EXERCISE:
Will you extract the entries word for word? Images should not appear in the copy.

Saved entries:
────────
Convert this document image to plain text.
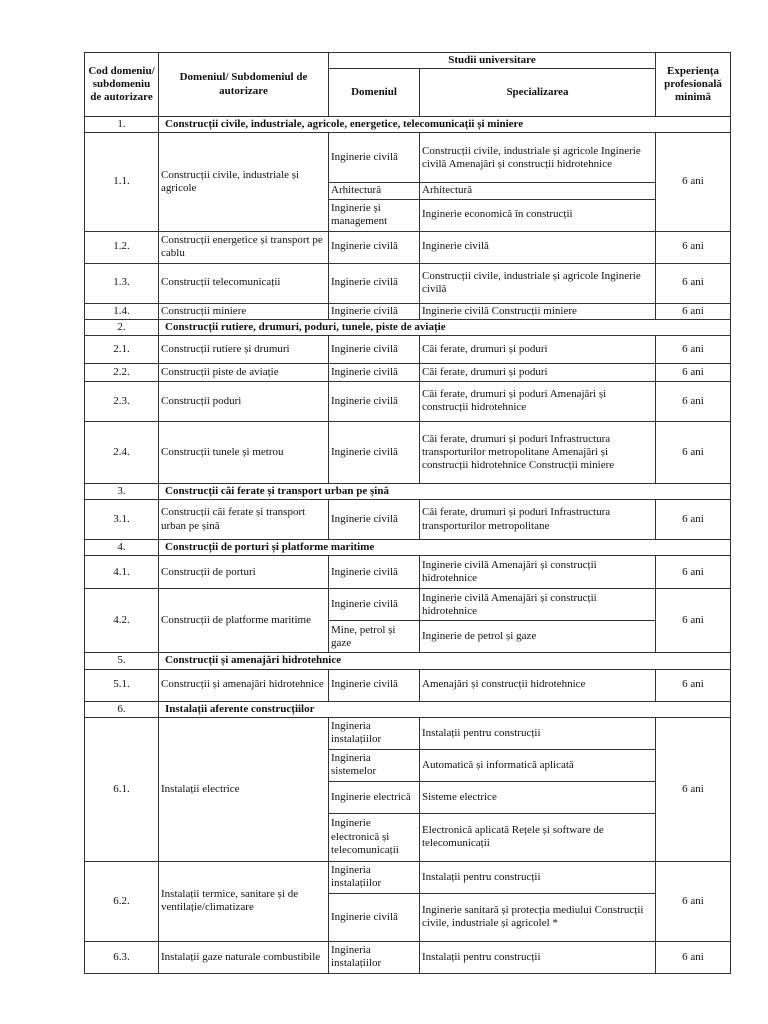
Cod domeniu/ subdomeniu de autorizare	Domeniul/ Subdomeniul de autorizare	Studii universitare		Experiența profesională minimă
		Domeniul	Specializarea	
1.	Construcții civile, industriale, agricole, energetice, telecomunicații și miniere			
1.1.	Construcții civile, industriale și agricole	Inginerie civilă	Construcții civile, industriale și agricole Inginerie civilă Amenajări și construcții hidrotehnice	6 ani
		Arhitectură	Arhitectură	
		Inginerie și management	Inginerie economică în construcții	
1.2.	Construcții energetice și transport pe cablu	Inginerie civilă	Inginerie civilă	6 ani
1.3.	Construcții telecomunicații	Inginerie civilă	Construcții civile, industriale și agricole Inginerie civilă	6 ani
1.4.	Construcții miniere	Inginerie civilă	Inginerie civilă Construcții miniere	6 ani
2.	Construcții rutiere, drumuri, poduri, tunele, piste de aviație			
2.1.	Construcții rutiere și drumuri	Inginerie civilă	Căi ferate, drumuri și poduri	6 ani
2.2.	Construcții piste de aviație	Inginerie civilă	Căi ferate, drumuri și poduri	6 ani
2.3.	Construcții poduri	Inginerie civilă	Căi ferate, drumuri și poduri Amenajări și construcții hidrotehnice	6 ani
2.4.	Construcții tunele și metrou	Inginerie civilă	Căi ferate, drumuri și poduri Infrastructura transporturilor metropolitane Amenajări și construcții hidrotehnice Construcții miniere	6 ani
3.	Construcții căi ferate și transport urban pe șină			
3.1.	Construcții căi ferate și transport urban pe șină	Inginerie civilă	Căi ferate, drumuri și poduri Infrastructura transporturilor metropolitane	6 ani
4.	Construcții de porturi și platforme maritime			
4.1.	Construcții de porturi	Inginerie civilă	Inginerie civilă Amenajări și construcții hidrotehnice	6 ani
4.2.	Construcții de platforme maritime	Inginerie civilă	Inginerie civilă Amenajări și construcții hidrotehnice	6 ani
		Mine, petrol și gaze	Inginerie de petrol și gaze	
5.	Construcții și amenajări hidrotehnice			
5.1.	Construcții și amenajări hidrotehnice	Inginerie civilă	Amenajări și construcții hidrotehnice	6 ani
6.	Instalații aferente construcțiilor			
6.1.	Instalații electrice	Ingineria instalațiilor	Instalații pentru construcții	6 ani
		Ingineria sistemelor	Automatică și informatică aplicată	
		Inginerie electrică	Sisteme electrice	
		Inginerie electronică și telecomunicații	Electronică aplicată Rețele și software de telecomunicații	
6.2.	Instalații termice, sanitare și de ventilație/climatizare	Ingineria instalațiilor	Instalații pentru construcții	6 ani
		Inginerie civilă	Inginerie sanitară și protecția mediului Construcții civile, industriale și agricolel *	
6.3.	Instalații gaze naturale combustibile	Ingineria instalațiilor	Instalații pentru construcții	6 ani
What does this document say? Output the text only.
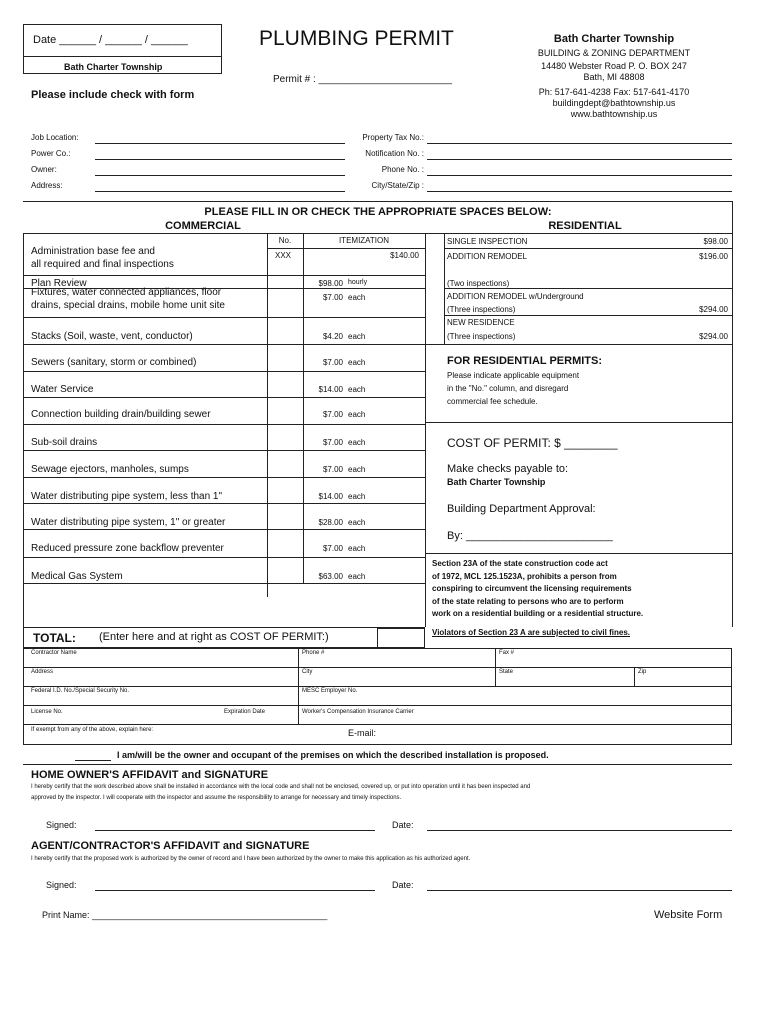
Date ______ / ______ / ______
Bath Charter Township
PLUMBING PERMIT
Permit # : ________________________
Please include check with form
Bath Charter Township
BUILDING & ZONING DEPARTMENT
14480 Webster Road P. O. BOX 247
Bath, MI 48808
Ph: 517-641-4238 Fax: 517-641-4170
buildingdept@bathtownship.us
www.bathtownship.us
Job Location:
Power Co.:
Owner:
Address:
Property Tax No.:
Notification No. :
Phone No. :
City/State/Zip :
PLEASE FILL IN OR CHECK THE APPROPRIATE SPACES BELOW:
COMMERCIAL	RESIDENTIAL
No.	ITEMIZATION
Administration base fee and
all required and final inspections
XXX	$140.00
Plan Review	$98.00 hourly
Fixtures, water connected appliances, floor
drains, special drains, mobile home unit site
$7.00 each
Stacks (Soil, waste, vent, conductor)	$4.20 each
Sewers (sanitary, storm or combined)	$7.00 each
Water Service	$14.00 each
Connection building drain/building sewer	$7.00 each
Sub-soil drains	$7.00 each
Sewage ejectors, manholes, sumps	$7.00 each
Water distributing pipe system, less than 1"	$14.00 each
Water distributing pipe system, 1" or greater	$28.00 each
Reduced pressure zone backflow preventer	$7.00 each
Medical Gas System	$63.00 each
SINGLE INSPECTION	$98.00
ADDITION REMODEL	$196.00
(Two inspections)
ADDITION REMODEL w/Underground
(Three inspections)	$294.00
NEW RESIDENCE
(Three inspections)	$294.00
FOR RESIDENTIAL PERMITS:
Please indicate applicable equipment
in the "No." column, and disregard
commercial fee schedule.
COST OF PERMIT: $ ________
Make checks payable to:
Bath Charter Township
Building Department Approval:
By: ________________________
Section 23A of the state construction code act
of 1972, MCL 125.1523A, prohibits a person from
conspiring to circumvent the licensing requirements
of the state relating to persons who are to perform
work on a residential building or a residential structure.
Violators of Section 23 A are subjected to civil fines.
TOTAL: (Enter here and at right as COST OF PERMIT:)
Contractor Name	Phone #	Fax #
Address	City	State	Zip
Federal I.D. No./Special Security No.	MESC Employer No.
License No.	Expiration Date	Worker's Compensation Insurance Carrier
If exempt from any of the above, explain here:	E-mail:
I am/will be the owner and occupant of the premises on which the described installation is proposed.
HOME OWNER'S AFFIDAVIT and SIGNATURE
I hereby certify that the work described above shall be installed in accordance with the local code and shall not be enclosed, covered up, or put into operation until it has been inspected and
approved by the inspector. I will cooperate with the inspector and assume the responsibility to arrange for necessary and timely inspections.
Signed:	Date:
AGENT/CONTRACTOR'S AFFIDAVIT and SIGNATURE
I hereby certify that the proposed work is authorized by the owner of record and I have been authorized by the owner to make this application as his authorized agent.
Signed:	Date:
Print Name: _______________________________________________	Website Form
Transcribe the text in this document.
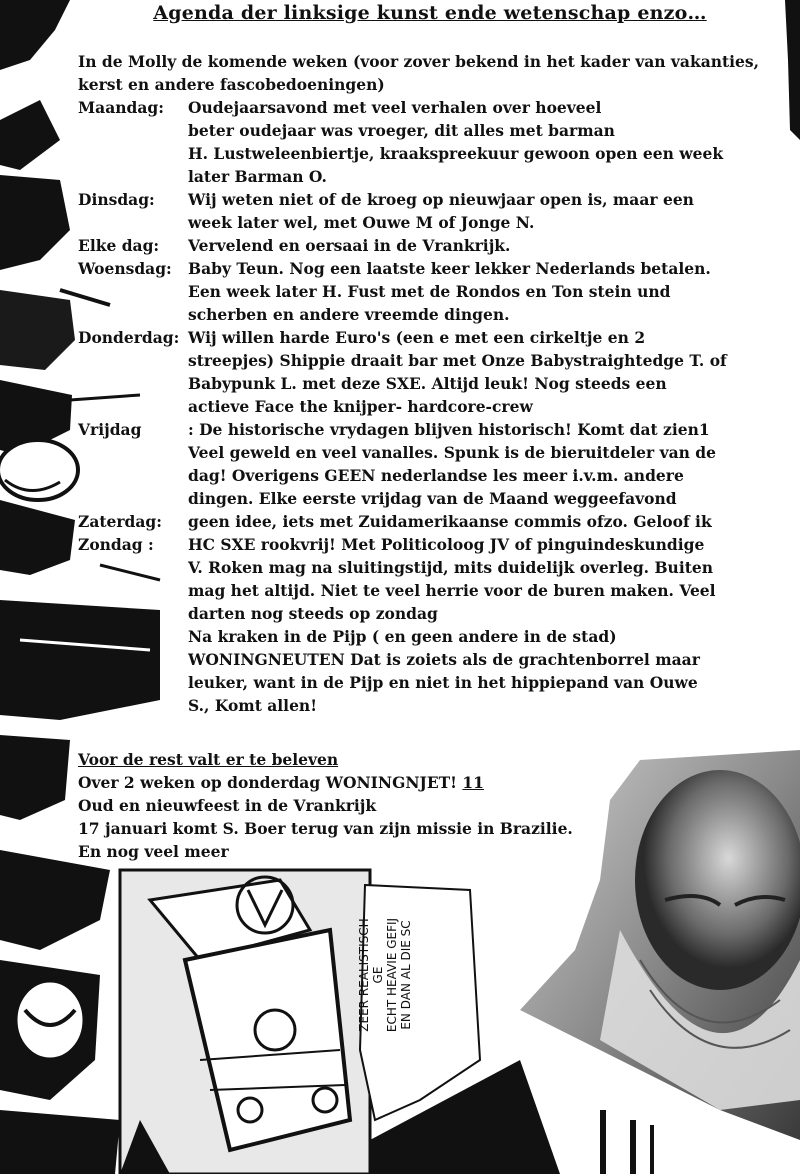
Agenda der linksige kunst ende wetenschap enzo…

In de Molly de komende weken (voor zover bekend in het kader van vakanties, kerst en andere fascobedoeningen)

Maandag:	Oudejaarsavond met veel verhalen over hoeveel

beter oudejaar was vroeger, dit alles met barman

H. Lustweleenbiertje, kraakspreekuur gewoon open een week

later Barman O.

Dinsdag:	Wij weten niet of de kroeg op nieuwjaar open is, maar een

week later wel, met Ouwe M of Jonge N.

Elke dag:	Vervelend en oersaai in de Vrankrijk.

Woensdag:	Baby Teun. Nog een laatste keer lekker Nederlands betalen.

Een week later H. Fust met de Rondos en Ton stein und

scherben en andere vreemde dingen.

Donderdag: Wij willen harde Euro's (een e met een cirkeltje en 2

streepjes) Shippie draait bar met Onze Babystraightedge T. of

Babypunk L. met deze SXE. Altijd leuk! Nog steeds een

actieve Face the knijper- hardcore-crew

Vrijdag	: De historische vrydagen blijven historisch! Komt dat zien1

Veel geweld en veel vanalles. Spunk is de bieruitdeler van de

dag! Overigens GEEN nederlandse les meer i.v.m. andere

dingen. Elke eerste vrijdag van de Maand weggeefavond

Zaterdag:	geen idee, iets met Zuidamerikaanse commis ofzo. Geloof ik

Zondag :	HC SXE rookvrij! Met Politicoloog JV of pinguindeskundige

V. Roken mag na sluitingstijd, mits duidelijk overleg. Buiten

mag het altijd. Niet te veel herrie voor de buren maken. Veel

darten nog steeds op zondag

Na kraken in de Pijp ( en geen andere in de stad)

WONINGNEUTEN Dat is zoiets als de grachtenborrel maar

leuker, want in de Pijp en niet in het hippiepand van Ouwe

S., Komt allen!

Voor de rest valt er te beleven

Over 2 weken op donderdag WONINGNJET! 11

Oud en nieuwfeest in de Vrankrijk

17 januari komt S. Boer terug van zijn missie in Brazilie.

En nog veel meer

ZEER REALISTISCH GE ECHT HEAVIE GEFIJ EN DAN AL DIE SC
────────
THE OUTPUT:
Convert this document image to plain text.
Cod domeniu/ subdomeniu de autorizare	Domeniul/ Subdomeniul de autorizare	Studii universitare		Experiența profesională minimă
		Domeniul	Specializarea	
1.	Construcții civile, industriale, agricole, energetice, telecomunicații și miniere			
1.1.	Construcții civile, industriale și agricole	Inginerie civilă	Construcții civile, industriale și agricole Inginerie civilă Amenajări și construcții hidrotehnice	6 ani
		Arhitectură	Arhitectură	
		Inginerie și management	Inginerie economică în construcții	
1.2.	Construcții energetice și transport pe cablu	Inginerie civilă	Inginerie civilă	6 ani
1.3.	Construcții telecomunicații	Inginerie civilă	Construcții civile, industriale și agricole Inginerie civilă	6 ani
1.4.	Construcții miniere	Inginerie civilă	Inginerie civilă Construcții miniere	6 ani
2.	Construcții rutiere, drumuri, poduri, tunele, piste de aviație			
2.1.	Construcții rutiere și drumuri	Inginerie civilă	Căi ferate, drumuri și poduri	6 ani
2.2.	Construcții piste de aviație	Inginerie civilă	Căi ferate, drumuri și poduri	6 ani
2.3.	Construcții poduri	Inginerie civilă	Căi ferate, drumuri și poduri Amenajări și construcții hidrotehnice	6 ani
2.4.	Construcții tunele și metrou	Inginerie civilă	Căi ferate, drumuri și poduri Infrastructura transporturilor metropolitane Amenajări și construcții hidrotehnice Construcții miniere	6 ani
3.	Construcții căi ferate și transport urban pe șină			
3.1.	Construcții căi ferate și transport urban pe șină	Inginerie civilă	Căi ferate, drumuri și poduri Infrastructura transporturilor metropolitane	6 ani
4.	Construcții de porturi și platforme maritime			
4.1.	Construcții de porturi	Inginerie civilă	Inginerie civilă Amenajări și construcții hidrotehnice	6 ani
4.2.	Construcții de platforme maritime	Inginerie civilă	Inginerie civilă Amenajări și construcții hidrotehnice	6 ani
		Mine, petrol și gaze	Inginerie de petrol și gaze	
5.	Construcții și amenajări hidrotehnice			
5.1.	Construcții și amenajări hidrotehnice	Inginerie civilă	Amenajări și construcții hidrotehnice	6 ani
6.	Instalații aferente construcțiilor			
6.1.	Instalații electrice	Ingineria instalațiilor	Instalații pentru construcții	6 ani
		Ingineria sistemelor	Automatică și informatică aplicată	
		Inginerie electrică	Sisteme electrice	
		Inginerie electronică și telecomunicații	Electronică aplicată Rețele și software de telecomunicații	
6.2.	Instalații termice, sanitare și de ventilație/climatizare	Ingineria instalațiilor	Instalații pentru construcții	6 ani
		Inginerie civilă	Inginerie sanitară și protecția mediului Construcții civile, industriale și agricolel *	
6.3.	Instalații gaze naturale combustibile	Ingineria instalațiilor	Instalații pentru construcții	6 ani
What does this document say? Output the text only.
Date ______ / ______ / ______
Bath Charter Township
PLUMBING PERMIT
Permit # : ________________________
Please include check with form
Bath Charter Township
BUILDING & ZONING DEPARTMENT
14480 Webster Road P. O. BOX 247
Bath, MI 48808
Ph: 517-641-4238 Fax: 517-641-4170
buildingdept@bathtownship.us
www.bathtownship.us
Job Location:
Power Co.:
Owner:
Address:
Property Tax No.:
Notification No. :
Phone No. :
City/State/Zip :
PLEASE FILL IN OR CHECK THE APPROPRIATE SPACES BELOW:
COMMERCIAL	RESIDENTIAL
No.	ITEMIZATION
Administration base fee and
all required and final inspections
XXX	$140.00
Plan Review	$98.00 hourly
Fixtures, water connected appliances, floor
drains, special drains, mobile home unit site
$7.00 each
Stacks (Soil, waste, vent, conductor)	$4.20 each
Sewers (sanitary, storm or combined)	$7.00 each
Water Service	$14.00 each
Connection building drain/building sewer	$7.00 each
Sub-soil drains	$7.00 each
Sewage ejectors, manholes, sumps	$7.00 each
Water distributing pipe system, less than 1"	$14.00 each
Water distributing pipe system, 1" or greater	$28.00 each
Reduced pressure zone backflow preventer	$7.00 each
Medical Gas System	$63.00 each
SINGLE INSPECTION	$98.00
ADDITION REMODEL	$196.00
(Two inspections)
ADDITION REMODEL w/Underground
(Three inspections)	$294.00
NEW RESIDENCE
(Three inspections)	$294.00
FOR RESIDENTIAL PERMITS:
Please indicate applicable equipment
in the "No." column, and disregard
commercial fee schedule.
COST OF PERMIT: $ ________
Make checks payable to:
Bath Charter Township
Building Department Approval:
By: ________________________
Section 23A of the state construction code act
of 1972, MCL 125.1523A, prohibits a person from
conspiring to circumvent the licensing requirements
of the state relating to persons who are to perform
work on a residential building or a residential structure.
Violators of Section 23 A are subjected to civil fines.
TOTAL: (Enter here and at right as COST OF PERMIT:)
Contractor Name	Phone #	Fax #
Address	City	State	Zip
Federal I.D. No./Special Security No.	MESC Employer No.
License No.	Expiration Date	Worker's Compensation Insurance Carrier
If exempt from any of the above, explain here:	E-mail:
I am/will be the owner and occupant of the premises on which the described installation is proposed.
HOME OWNER'S AFFIDAVIT and SIGNATURE
I hereby certify that the work described above shall be installed in accordance with the local code and shall not be enclosed, covered up, or put into operation until it has been inspected and
approved by the inspector. I will cooperate with the inspector and assume the responsibility to arrange for necessary and timely inspections.
Signed:	Date:
AGENT/CONTRACTOR'S AFFIDAVIT and SIGNATURE
I hereby certify that the proposed work is authorized by the owner of record and I have been authorized by the owner to make this application as his authorized agent.
Signed:	Date:
Print Name: _______________________________________________	Website Form
Transcribe the text in this document.
Agenda der linksige kunst ende wetenschap enzo…

In de Molly de komende weken (voor zover bekend in het kader van vakanties, kerst en andere fascobedoeningen)

Maandag:	Oudejaarsavond met veel verhalen over hoeveel

beter oudejaar was vroeger, dit alles met barman

H. Lustweleenbiertje, kraakspreekuur gewoon open een week

later Barman O.

Dinsdag:	Wij weten niet of de kroeg op nieuwjaar open is, maar een

week later wel, met Ouwe M of Jonge N.

Elke dag:	Vervelend en oersaai in de Vrankrijk.

Woensdag:	Baby Teun. Nog een laatste keer lekker Nederlands betalen.

Een week later H. Fust met de Rondos en Ton stein und

scherben en andere vreemde dingen.

Donderdag: Wij willen harde Euro's (een e met een cirkeltje en 2

streepjes) Shippie draait bar met Onze Babystraightedge T. of

Babypunk L. met deze SXE. Altijd leuk! Nog steeds een

actieve Face the knijper- hardcore-crew

Vrijdag	: De historische vrydagen blijven historisch! Komt dat zien1

Veel geweld en veel vanalles. Spunk is de bieruitdeler van de

dag! Overigens GEEN nederlandse les meer i.v.m. andere

dingen. Elke eerste vrijdag van de Maand weggeefavond

Zaterdag:	geen idee, iets met Zuidamerikaanse commis ofzo. Geloof ik

Zondag :	HC SXE rookvrij! Met Politicoloog JV of pinguindeskundige

V. Roken mag na sluitingstijd, mits duidelijk overleg. Buiten

mag het altijd. Niet te veel herrie voor de buren maken. Veel

darten nog steeds op zondag

Na kraken in de Pijp ( en geen andere in de stad)

WONINGNEUTEN Dat is zoiets als de grachtenborrel maar

leuker, want in de Pijp en niet in het hippiepand van Ouwe

S., Komt allen!

Voor de rest valt er te beleven

Over 2 weken op donderdag WONINGNJET! 11

Oud en nieuwfeest in de Vrankrijk

17 januari komt S. Boer terug van zijn missie in Brazilie.

En nog veel meer

ZEER REALISTISCH GE ECHT HEAVIE GEFIJ EN DAN AL DIE SC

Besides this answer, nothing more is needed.